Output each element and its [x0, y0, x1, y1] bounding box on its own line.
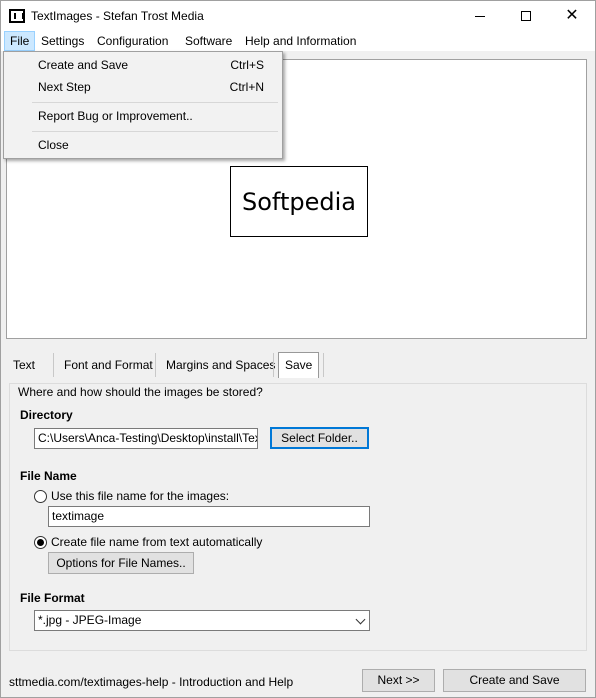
create-and-save-button[interactable]: Create and Save [443, 669, 586, 692]
maximize-icon [521, 11, 531, 21]
menu-configuration[interactable]: Configuration [92, 31, 173, 51]
radio-button-checked-icon[interactable] [34, 535, 47, 549]
close-icon: ✕ [565, 7, 579, 24]
file-name-input[interactable]: textimage [48, 506, 370, 527]
options-for-file-names-button[interactable]: Options for File Names.. [48, 552, 194, 574]
menu-file[interactable]: File [4, 31, 36, 51]
tab-text[interactable]: Text [7, 353, 41, 377]
next-button[interactable]: Next >> [362, 669, 435, 692]
help-link-text[interactable]: sttmedia.com/textimages-help - Introduct… [9, 675, 293, 689]
menu-item-report-bug[interactable]: Report Bug or Improvement.. [6, 105, 280, 127]
menu-item-label: Report Bug or Improvement.. [38, 109, 193, 123]
menu-bar: File Settings Configuration Software Hel… [1, 31, 595, 51]
tab-divider [273, 353, 274, 377]
directory-input[interactable]: C:\Users\Anca-Testing\Desktop\install\Te… [34, 428, 258, 449]
select-folder-button[interactable]: Select Folder.. [270, 427, 369, 449]
menu-item-label: Create and Save [38, 58, 129, 72]
file-format-select[interactable]: *.jpg - JPEG-Image [34, 610, 370, 631]
tab-divider [53, 353, 54, 377]
menu-software[interactable]: Software [180, 31, 237, 51]
title-bar: TextImages - Stefan Trost Media ✕ [1, 1, 595, 31]
maximize-button[interactable] [503, 1, 549, 31]
radio-button-icon[interactable] [34, 489, 47, 503]
radio-use-file-name-label: Use this file name for the images: [51, 489, 230, 503]
preview-text-image: Softpedia [230, 166, 368, 237]
minimize-button[interactable] [457, 1, 503, 31]
menu-item-close[interactable]: Close [6, 134, 280, 156]
app-icon [9, 9, 25, 23]
save-panel-caption: Where and how should the images be store… [16, 385, 265, 399]
minimize-icon [475, 15, 485, 17]
tab-save[interactable]: Save [278, 352, 320, 378]
menu-item-label: Close [38, 138, 69, 152]
tab-bar: Text Font and Format Margins and Spaces … [5, 352, 593, 378]
tab-divider [155, 353, 156, 377]
menu-separator [32, 131, 278, 132]
menu-settings[interactable]: Settings [36, 31, 89, 51]
menu-item-label: Next Step [38, 80, 91, 94]
tab-divider [323, 353, 324, 377]
file-format-label: File Format [20, 591, 85, 605]
chevron-down-icon [355, 614, 366, 625]
menu-help[interactable]: Help and Information [240, 31, 361, 51]
menu-item-next-step[interactable]: Next Step Ctrl+N [6, 76, 280, 98]
file-menu-dropdown: Create and Save Ctrl+S Next Step Ctrl+N … [3, 51, 283, 159]
tab-margins-spaces[interactable]: Margins and Spaces [160, 353, 281, 377]
file-name-label: File Name [20, 469, 77, 483]
tab-font-format[interactable]: Font and Format [58, 353, 159, 377]
menu-item-shortcut: Ctrl+S [230, 58, 264, 72]
window-title: TextImages - Stefan Trost Media [31, 9, 204, 23]
directory-label: Directory [20, 408, 73, 422]
radio-auto-file-name[interactable]: Create file name from text automatically [34, 534, 262, 550]
app-window: TextImages - Stefan Trost Media ✕ File S… [0, 0, 596, 698]
menu-item-shortcut: Ctrl+N [229, 80, 264, 94]
close-button[interactable]: ✕ [549, 1, 595, 31]
menu-item-create-save[interactable]: Create and Save Ctrl+S [6, 54, 280, 76]
radio-use-file-name[interactable]: Use this file name for the images: [34, 488, 229, 504]
file-format-value: *.jpg - JPEG-Image [38, 613, 142, 627]
menu-separator [32, 102, 278, 103]
radio-auto-file-name-label: Create file name from text automatically [51, 535, 263, 549]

§ Brief
Retype every line of the listing above without any changes, leaving out the picture.

§ Solution for this task
Output each element and its [x0, y0, x1, y1] bounding box on its own line.
create-and-save-button[interactable]: Create and Save [443, 669, 586, 692]
maximize-icon [521, 11, 531, 21]
menu-configuration[interactable]: Configuration [92, 31, 173, 51]
radio-button-checked-icon[interactable] [34, 535, 47, 549]
close-icon: ✕ [565, 7, 579, 24]
file-name-input[interactable]: textimage [48, 506, 370, 527]
options-for-file-names-button[interactable]: Options for File Names.. [48, 552, 194, 574]
menu-file[interactable]: File [4, 31, 36, 51]
tab-text[interactable]: Text [7, 353, 41, 377]
next-button[interactable]: Next >> [362, 669, 435, 692]
help-link-text[interactable]: sttmedia.com/textimages-help - Introduct… [9, 675, 293, 689]
menu-item-report-bug[interactable]: Report Bug or Improvement.. [6, 105, 280, 127]
menu-item-label: Report Bug or Improvement.. [38, 109, 193, 123]
menu-bar: File Settings Configuration Software Hel… [1, 31, 595, 51]
tab-divider [273, 353, 274, 377]
directory-input[interactable]: C:\Users\Anca-Testing\Desktop\install\Te… [34, 428, 258, 449]
select-folder-button[interactable]: Select Folder.. [270, 427, 369, 449]
menu-item-label: Create and Save [38, 58, 129, 72]
file-format-select[interactable]: *.jpg - JPEG-Image [34, 610, 370, 631]
tab-divider [53, 353, 54, 377]
menu-software[interactable]: Software [180, 31, 237, 51]
title-bar: TextImages - Stefan Trost Media ✕ [1, 1, 595, 31]
maximize-button[interactable] [503, 1, 549, 31]
radio-button-icon[interactable] [34, 489, 47, 503]
radio-use-file-name-label: Use this file name for the images: [51, 489, 230, 503]
preview-text-image: Softpedia [230, 166, 368, 237]
minimize-button[interactable] [457, 1, 503, 31]
menu-item-close[interactable]: Close [6, 134, 280, 156]
app-icon [9, 9, 25, 23]
save-panel-caption: Where and how should the images be store… [16, 385, 265, 399]
minimize-icon [475, 15, 485, 17]
tab-save[interactable]: Save [278, 352, 320, 378]
menu-item-label: Close [38, 138, 69, 152]
tab-bar: Text Font and Format Margins and Spaces … [5, 352, 593, 378]
tab-divider [155, 353, 156, 377]
menu-separator [32, 131, 278, 132]
menu-settings[interactable]: Settings [36, 31, 89, 51]
menu-item-label: Next Step [38, 80, 91, 94]
tab-divider [323, 353, 324, 377]
file-format-label: File Format [20, 591, 85, 605]
chevron-down-icon [355, 614, 366, 625]
menu-help[interactable]: Help and Information [240, 31, 361, 51]
menu-item-next-step[interactable]: Next Step Ctrl+N [6, 76, 280, 98]
file-menu-dropdown: Create and Save Ctrl+S Next Step Ctrl+N … [3, 51, 283, 159]
tab-margins-spaces[interactable]: Margins and Spaces [160, 353, 281, 377]
file-name-label: File Name [20, 469, 77, 483]
tab-font-format[interactable]: Font and Format [58, 353, 159, 377]
menu-item-shortcut: Ctrl+S [230, 58, 264, 72]
window-title: TextImages - Stefan Trost Media [31, 9, 204, 23]
directory-label: Directory [20, 408, 73, 422]
radio-auto-file-name[interactable]: Create file name from text automatically [34, 534, 262, 550]
app-window: TextImages - Stefan Trost Media ✕ File S… [0, 0, 596, 698]
menu-item-shortcut: Ctrl+N [229, 80, 264, 94]
close-button[interactable]: ✕ [549, 1, 595, 31]
menu-item-create-save[interactable]: Create and Save Ctrl+S [6, 54, 280, 76]
radio-use-file-name[interactable]: Use this file name for the images: [34, 488, 229, 504]
file-format-value: *.jpg - JPEG-Image [38, 613, 142, 627]
menu-separator [32, 102, 278, 103]
radio-auto-file-name-label: Create file name from text automatically [51, 535, 263, 549]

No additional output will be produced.